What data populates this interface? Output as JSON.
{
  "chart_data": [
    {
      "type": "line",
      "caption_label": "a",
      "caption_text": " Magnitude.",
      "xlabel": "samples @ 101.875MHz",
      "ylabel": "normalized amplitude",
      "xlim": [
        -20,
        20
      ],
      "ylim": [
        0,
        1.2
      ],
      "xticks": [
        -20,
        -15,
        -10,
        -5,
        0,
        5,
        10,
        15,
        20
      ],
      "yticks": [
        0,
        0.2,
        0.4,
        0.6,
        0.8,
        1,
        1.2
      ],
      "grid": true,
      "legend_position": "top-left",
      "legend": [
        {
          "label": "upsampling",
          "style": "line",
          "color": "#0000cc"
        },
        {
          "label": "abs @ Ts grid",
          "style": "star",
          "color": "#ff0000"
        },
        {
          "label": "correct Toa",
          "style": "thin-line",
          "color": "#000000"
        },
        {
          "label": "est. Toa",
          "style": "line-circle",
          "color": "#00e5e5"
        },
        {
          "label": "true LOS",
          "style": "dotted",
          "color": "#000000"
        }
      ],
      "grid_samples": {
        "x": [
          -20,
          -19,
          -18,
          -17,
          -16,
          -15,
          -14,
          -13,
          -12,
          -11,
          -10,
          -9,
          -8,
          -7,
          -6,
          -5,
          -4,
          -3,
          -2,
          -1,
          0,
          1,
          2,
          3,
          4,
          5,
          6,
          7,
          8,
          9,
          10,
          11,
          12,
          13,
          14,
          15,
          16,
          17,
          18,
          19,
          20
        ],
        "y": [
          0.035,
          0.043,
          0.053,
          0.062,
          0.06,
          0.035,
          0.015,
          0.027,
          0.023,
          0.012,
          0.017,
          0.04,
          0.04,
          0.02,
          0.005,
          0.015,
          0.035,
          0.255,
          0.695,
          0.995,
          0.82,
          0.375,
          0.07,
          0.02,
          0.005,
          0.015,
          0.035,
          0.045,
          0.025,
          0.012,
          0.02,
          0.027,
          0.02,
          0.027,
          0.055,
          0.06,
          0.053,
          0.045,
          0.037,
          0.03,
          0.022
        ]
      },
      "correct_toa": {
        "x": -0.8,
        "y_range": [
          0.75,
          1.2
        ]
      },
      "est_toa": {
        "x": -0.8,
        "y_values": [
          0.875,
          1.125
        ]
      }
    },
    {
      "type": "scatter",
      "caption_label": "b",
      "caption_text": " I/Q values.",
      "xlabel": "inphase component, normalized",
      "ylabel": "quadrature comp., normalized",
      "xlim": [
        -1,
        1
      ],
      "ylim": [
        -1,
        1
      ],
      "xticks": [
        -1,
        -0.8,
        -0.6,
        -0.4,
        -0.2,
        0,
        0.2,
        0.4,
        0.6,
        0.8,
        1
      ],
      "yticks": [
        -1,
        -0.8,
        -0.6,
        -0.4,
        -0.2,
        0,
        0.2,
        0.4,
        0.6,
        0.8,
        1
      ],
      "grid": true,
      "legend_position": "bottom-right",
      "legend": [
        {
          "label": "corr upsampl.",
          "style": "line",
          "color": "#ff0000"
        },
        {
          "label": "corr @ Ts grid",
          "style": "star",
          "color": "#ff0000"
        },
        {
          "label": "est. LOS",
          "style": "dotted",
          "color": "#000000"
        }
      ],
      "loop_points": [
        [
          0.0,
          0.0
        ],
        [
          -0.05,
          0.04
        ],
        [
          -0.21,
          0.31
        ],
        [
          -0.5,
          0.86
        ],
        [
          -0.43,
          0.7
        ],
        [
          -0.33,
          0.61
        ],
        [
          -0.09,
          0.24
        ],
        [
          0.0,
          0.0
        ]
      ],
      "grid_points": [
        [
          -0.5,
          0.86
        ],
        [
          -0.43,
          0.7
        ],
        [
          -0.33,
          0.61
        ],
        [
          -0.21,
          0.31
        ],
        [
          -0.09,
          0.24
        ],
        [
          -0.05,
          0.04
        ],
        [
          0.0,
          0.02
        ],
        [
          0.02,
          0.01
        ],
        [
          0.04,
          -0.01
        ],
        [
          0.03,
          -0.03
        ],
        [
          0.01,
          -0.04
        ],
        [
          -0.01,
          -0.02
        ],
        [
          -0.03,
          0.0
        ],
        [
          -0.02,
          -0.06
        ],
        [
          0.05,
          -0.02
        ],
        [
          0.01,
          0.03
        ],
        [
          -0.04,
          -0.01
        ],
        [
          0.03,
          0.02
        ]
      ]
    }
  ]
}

◆ Exercise description: Print the material once more, exactly.

◆ Full output:
What data populates this interface? Output as JSON.
{
  "chart_data": [
    {
      "type": "line",
      "caption_label": "a",
      "caption_text": " Magnitude.",
      "xlabel": "samples @ 101.875MHz",
      "ylabel": "normalized amplitude",
      "xlim": [
        -20,
        20
      ],
      "ylim": [
        0,
        1.2
      ],
      "xticks": [
        -20,
        -15,
        -10,
        -5,
        0,
        5,
        10,
        15,
        20
      ],
      "yticks": [
        0,
        0.2,
        0.4,
        0.6,
        0.8,
        1,
        1.2
      ],
      "grid": true,
      "legend_position": "top-left",
      "legend": [
        {
          "label": "upsampling",
          "style": "line",
          "color": "#0000cc"
        },
        {
          "label": "abs @ Ts grid",
          "style": "star",
          "color": "#ff0000"
        },
        {
          "label": "correct Toa",
          "style": "thin-line",
          "color": "#000000"
        },
        {
          "label": "est. Toa",
          "style": "line-circle",
          "color": "#00e5e5"
        },
        {
          "label": "true LOS",
          "style": "dotted",
          "color": "#000000"
        }
      ],
      "grid_samples": {
        "x": [
          -20,
          -19,
          -18,
          -17,
          -16,
          -15,
          -14,
          -13,
          -12,
          -11,
          -10,
          -9,
          -8,
          -7,
          -6,
          -5,
          -4,
          -3,
          -2,
          -1,
          0,
          1,
          2,
          3,
          4,
          5,
          6,
          7,
          8,
          9,
          10,
          11,
          12,
          13,
          14,
          15,
          16,
          17,
          18,
          19,
          20
        ],
        "y": [
          0.035,
          0.043,
          0.053,
          0.062,
          0.06,
          0.035,
          0.015,
          0.027,
          0.023,
          0.012,
          0.017,
          0.04,
          0.04,
          0.02,
          0.005,
          0.015,
          0.035,
          0.255,
          0.695,
          0.995,
          0.82,
          0.375,
          0.07,
          0.02,
          0.005,
          0.015,
          0.035,
          0.045,
          0.025,
          0.012,
          0.02,
          0.027,
          0.02,
          0.027,
          0.055,
          0.06,
          0.053,
          0.045,
          0.037,
          0.03,
          0.022
        ]
      },
      "correct_toa": {
        "x": -0.8,
        "y_range": [
          0.75,
          1.2
        ]
      },
      "est_toa": {
        "x": -0.8,
        "y_values": [
          0.875,
          1.125
        ]
      }
    },
    {
      "type": "scatter",
      "caption_label": "b",
      "caption_text": " I/Q values.",
      "xlabel": "inphase component, normalized",
      "ylabel": "quadrature comp., normalized",
      "xlim": [
        -1,
        1
      ],
      "ylim": [
        -1,
        1
      ],
      "xticks": [
        -1,
        -0.8,
        -0.6,
        -0.4,
        -0.2,
        0,
        0.2,
        0.4,
        0.6,
        0.8,
        1
      ],
      "yticks": [
        -1,
        -0.8,
        -0.6,
        -0.4,
        -0.2,
        0,
        0.2,
        0.4,
        0.6,
        0.8,
        1
      ],
      "grid": true,
      "legend_position": "bottom-right",
      "legend": [
        {
          "label": "corr upsampl.",
          "style": "line",
          "color": "#ff0000"
        },
        {
          "label": "corr @ Ts grid",
          "style": "star",
          "color": "#ff0000"
        },
        {
          "label": "est. LOS",
          "style": "dotted",
          "color": "#000000"
        }
      ],
      "loop_points": [
        [
          0.0,
          0.0
        ],
        [
          -0.05,
          0.04
        ],
        [
          -0.21,
          0.31
        ],
        [
          -0.5,
          0.86
        ],
        [
          -0.43,
          0.7
        ],
        [
          -0.33,
          0.61
        ],
        [
          -0.09,
          0.24
        ],
        [
          0.0,
          0.0
        ]
      ],
      "grid_points": [
        [
          -0.5,
          0.86
        ],
        [
          -0.43,
          0.7
        ],
        [
          -0.33,
          0.61
        ],
        [
          -0.21,
          0.31
        ],
        [
          -0.09,
          0.24
        ],
        [
          -0.05,
          0.04
        ],
        [
          0.0,
          0.02
        ],
        [
          0.02,
          0.01
        ],
        [
          0.04,
          -0.01
        ],
        [
          0.03,
          -0.03
        ],
        [
          0.01,
          -0.04
        ],
        [
          -0.01,
          -0.02
        ],
        [
          -0.03,
          0.0
        ],
        [
          -0.02,
          -0.06
        ],
        [
          0.05,
          -0.02
        ],
        [
          0.01,
          0.03
        ],
        [
          -0.04,
          -0.01
        ],
        [
          0.03,
          0.02
        ]
      ]
    }
  ]
}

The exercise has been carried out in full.